The listing below should be printed exactly, every line of it. Skip the pictures.

# # #

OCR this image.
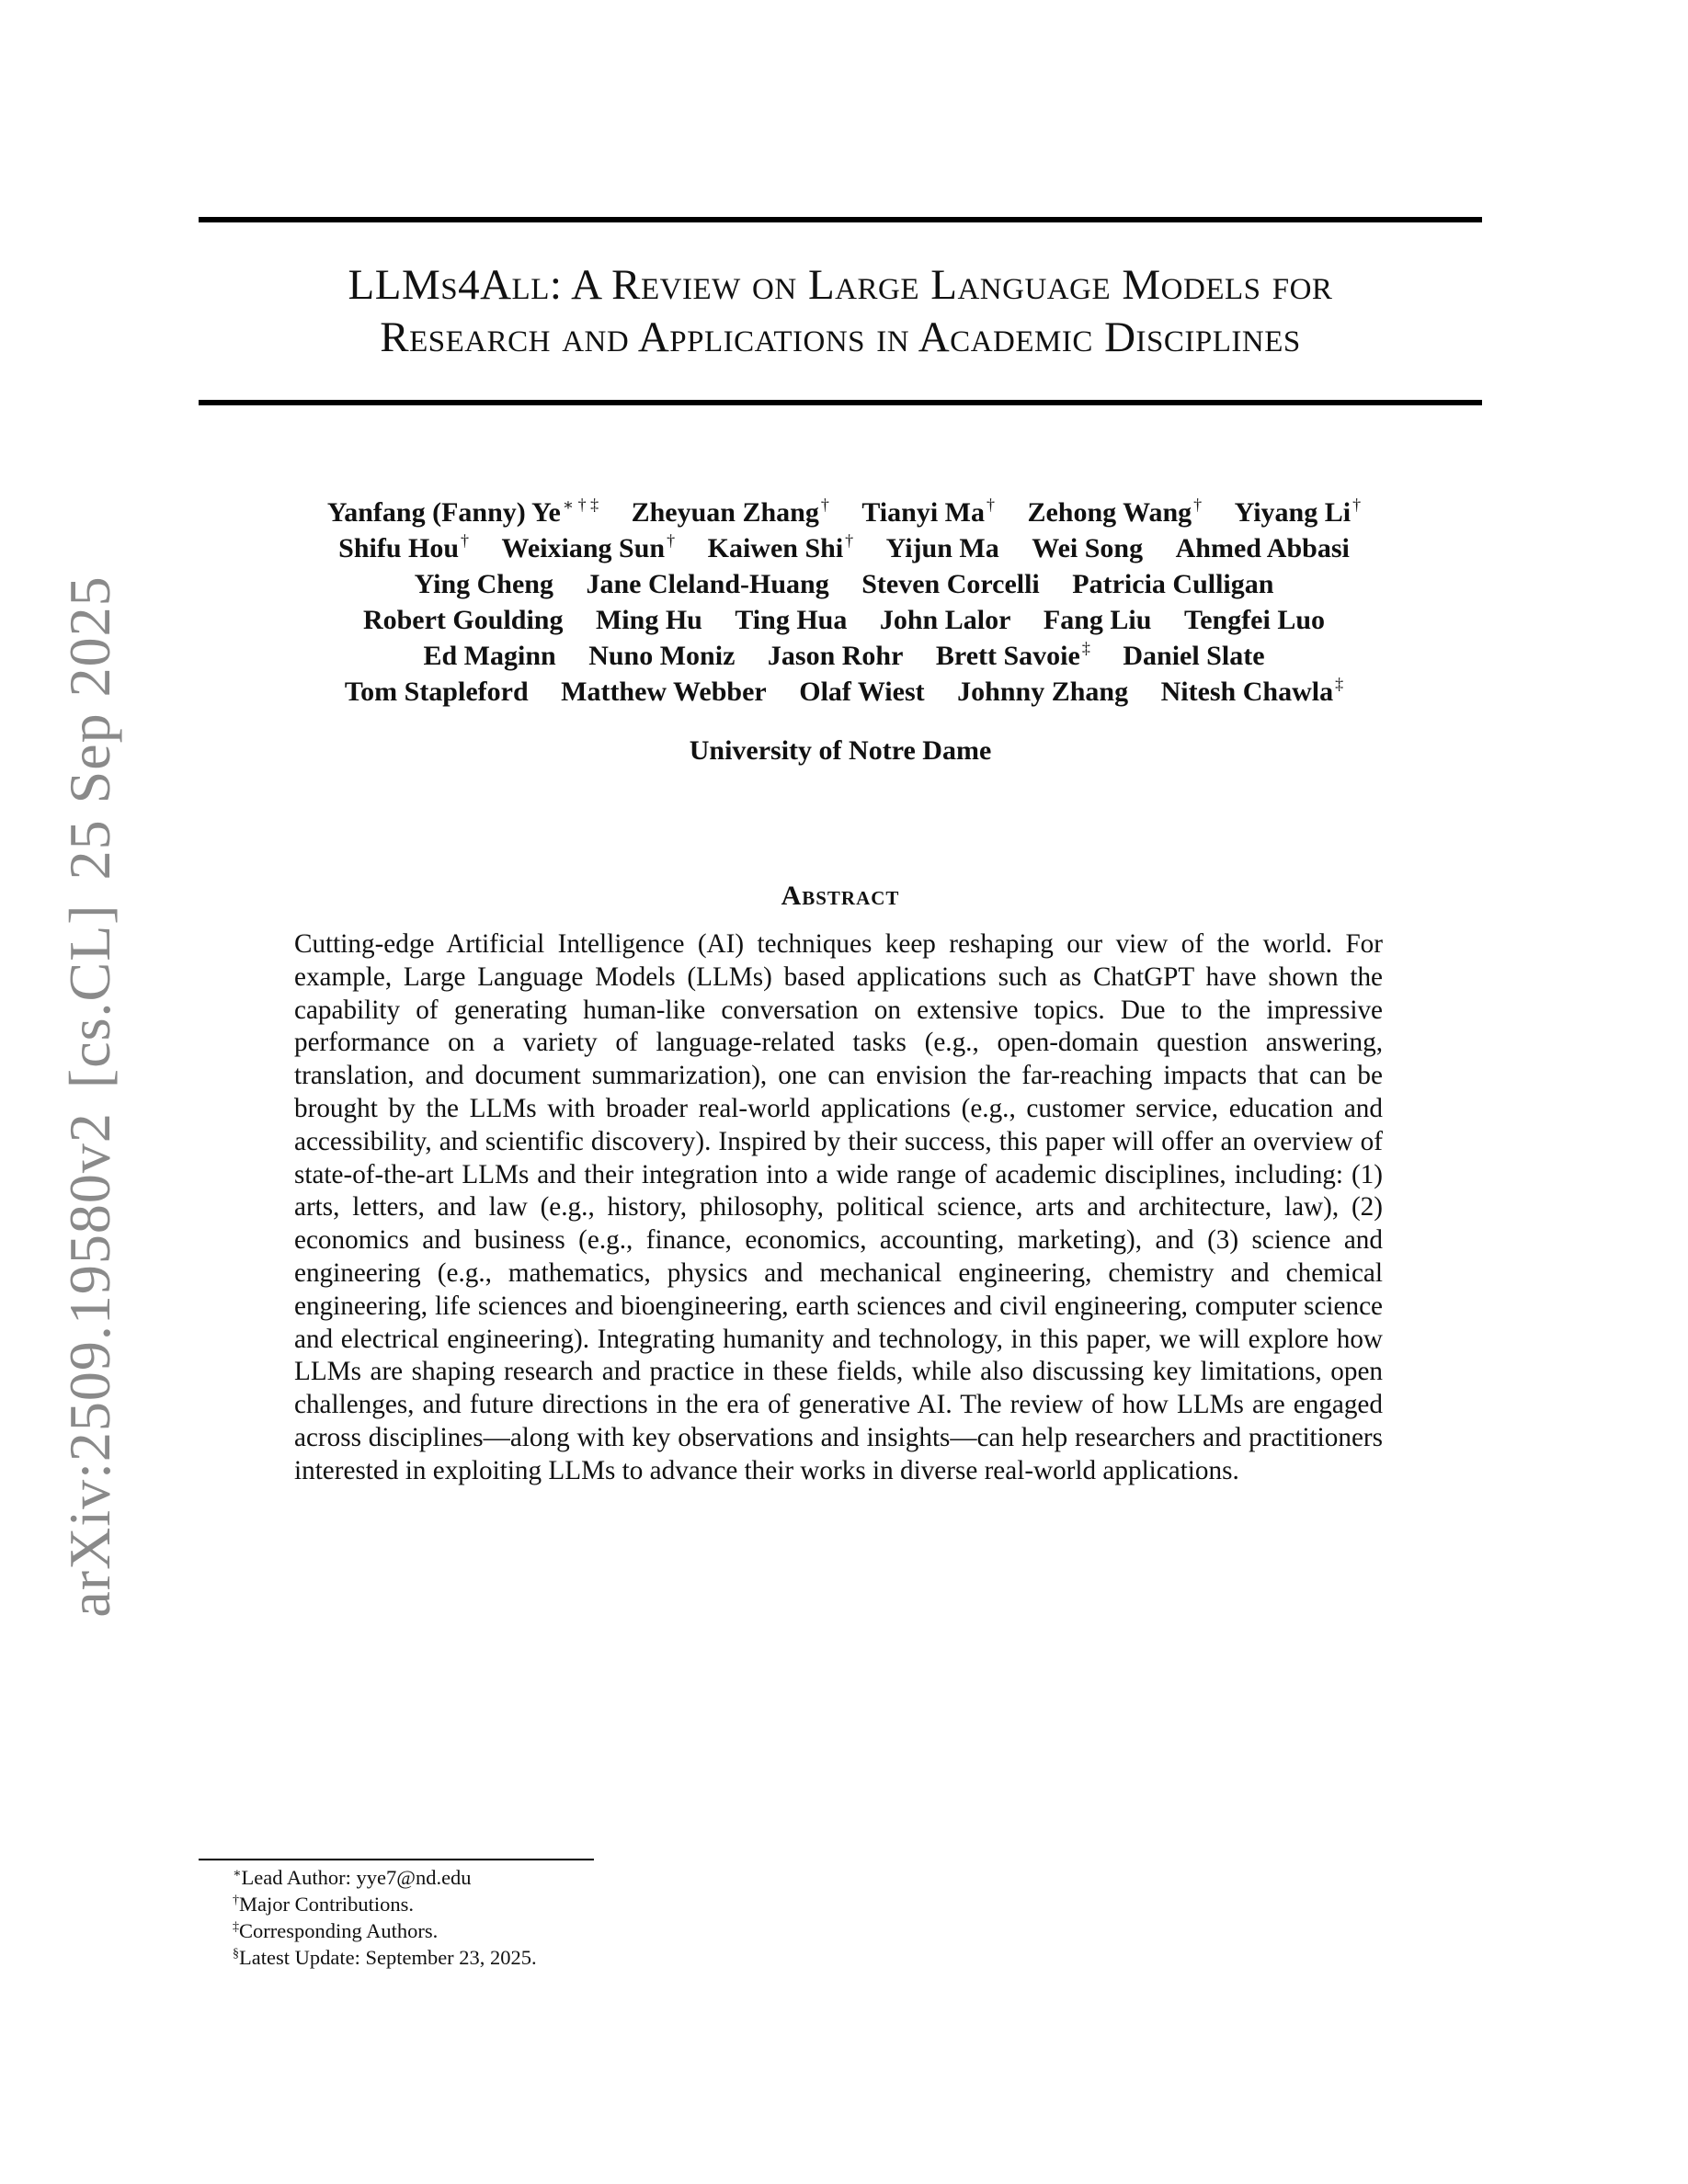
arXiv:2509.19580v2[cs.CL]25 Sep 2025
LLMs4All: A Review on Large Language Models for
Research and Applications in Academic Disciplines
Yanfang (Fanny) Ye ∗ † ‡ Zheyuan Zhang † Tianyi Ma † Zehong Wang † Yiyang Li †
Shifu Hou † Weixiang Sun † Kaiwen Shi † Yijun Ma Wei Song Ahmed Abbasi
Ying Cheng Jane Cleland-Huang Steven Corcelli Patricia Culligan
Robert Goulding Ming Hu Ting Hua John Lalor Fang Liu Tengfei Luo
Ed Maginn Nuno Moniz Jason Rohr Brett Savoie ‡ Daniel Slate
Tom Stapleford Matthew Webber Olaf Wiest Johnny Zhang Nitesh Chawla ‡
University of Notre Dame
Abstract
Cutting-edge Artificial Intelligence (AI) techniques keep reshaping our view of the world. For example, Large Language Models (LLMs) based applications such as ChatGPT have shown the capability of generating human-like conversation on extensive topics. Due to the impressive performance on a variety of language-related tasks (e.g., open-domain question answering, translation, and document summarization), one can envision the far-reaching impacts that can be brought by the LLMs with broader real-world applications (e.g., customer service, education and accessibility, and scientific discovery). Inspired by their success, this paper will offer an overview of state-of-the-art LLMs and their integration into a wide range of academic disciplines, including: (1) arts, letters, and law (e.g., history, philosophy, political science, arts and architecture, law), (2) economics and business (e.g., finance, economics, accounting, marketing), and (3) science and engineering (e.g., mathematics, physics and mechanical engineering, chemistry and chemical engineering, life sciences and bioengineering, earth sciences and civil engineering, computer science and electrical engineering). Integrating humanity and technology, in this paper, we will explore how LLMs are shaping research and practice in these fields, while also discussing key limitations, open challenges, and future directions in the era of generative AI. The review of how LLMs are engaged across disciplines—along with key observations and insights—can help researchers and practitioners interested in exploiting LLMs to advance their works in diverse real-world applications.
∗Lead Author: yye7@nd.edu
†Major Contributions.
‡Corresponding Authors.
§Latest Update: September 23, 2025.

# # #

▸ **Correct response**:
OCR this image.
arXiv:2509.19580v2[cs.CL]25 Sep 2025
LLMs4All: A Review on Large Language Models for
Research and Applications in Academic Disciplines
Yanfang (Fanny) Ye ∗ † ‡ Zheyuan Zhang † Tianyi Ma † Zehong Wang † Yiyang Li †
Shifu Hou † Weixiang Sun † Kaiwen Shi † Yijun Ma Wei Song Ahmed Abbasi
Ying Cheng Jane Cleland-Huang Steven Corcelli Patricia Culligan
Robert Goulding Ming Hu Ting Hua John Lalor Fang Liu Tengfei Luo
Ed Maginn Nuno Moniz Jason Rohr Brett Savoie ‡ Daniel Slate
Tom Stapleford Matthew Webber Olaf Wiest Johnny Zhang Nitesh Chawla ‡
University of Notre Dame
Abstract
Cutting-edge Artificial Intelligence (AI) techniques keep reshaping our view of the world. For example, Large Language Models (LLMs) based applications such as ChatGPT have shown the capability of generating human-like conversation on extensive topics. Due to the impressive performance on a variety of language-related tasks (e.g., open-domain question answering, translation, and document summarization), one can envision the far-reaching impacts that can be brought by the LLMs with broader real-world applications (e.g., customer service, education and accessibility, and scientific discovery). Inspired by their success, this paper will offer an overview of state-of-the-art LLMs and their integration into a wide range of academic disciplines, including: (1) arts, letters, and law (e.g., history, philosophy, political science, arts and architecture, law), (2) economics and business (e.g., finance, economics, accounting, marketing), and (3) science and engineering (e.g., mathematics, physics and mechanical engineering, chemistry and chemical engineering, life sciences and bioengineering, earth sciences and civil engineering, computer science and electrical engineering). Integrating humanity and technology, in this paper, we will explore how LLMs are shaping research and practice in these fields, while also discussing key limitations, open challenges, and future directions in the era of generative AI. The review of how LLMs are engaged across disciplines—along with key observations and insights—can help researchers and practitioners interested in exploiting LLMs to advance their works in diverse real-world applications.
∗Lead Author: yye7@nd.edu
†Major Contributions.
‡Corresponding Authors.
§Latest Update: September 23, 2025.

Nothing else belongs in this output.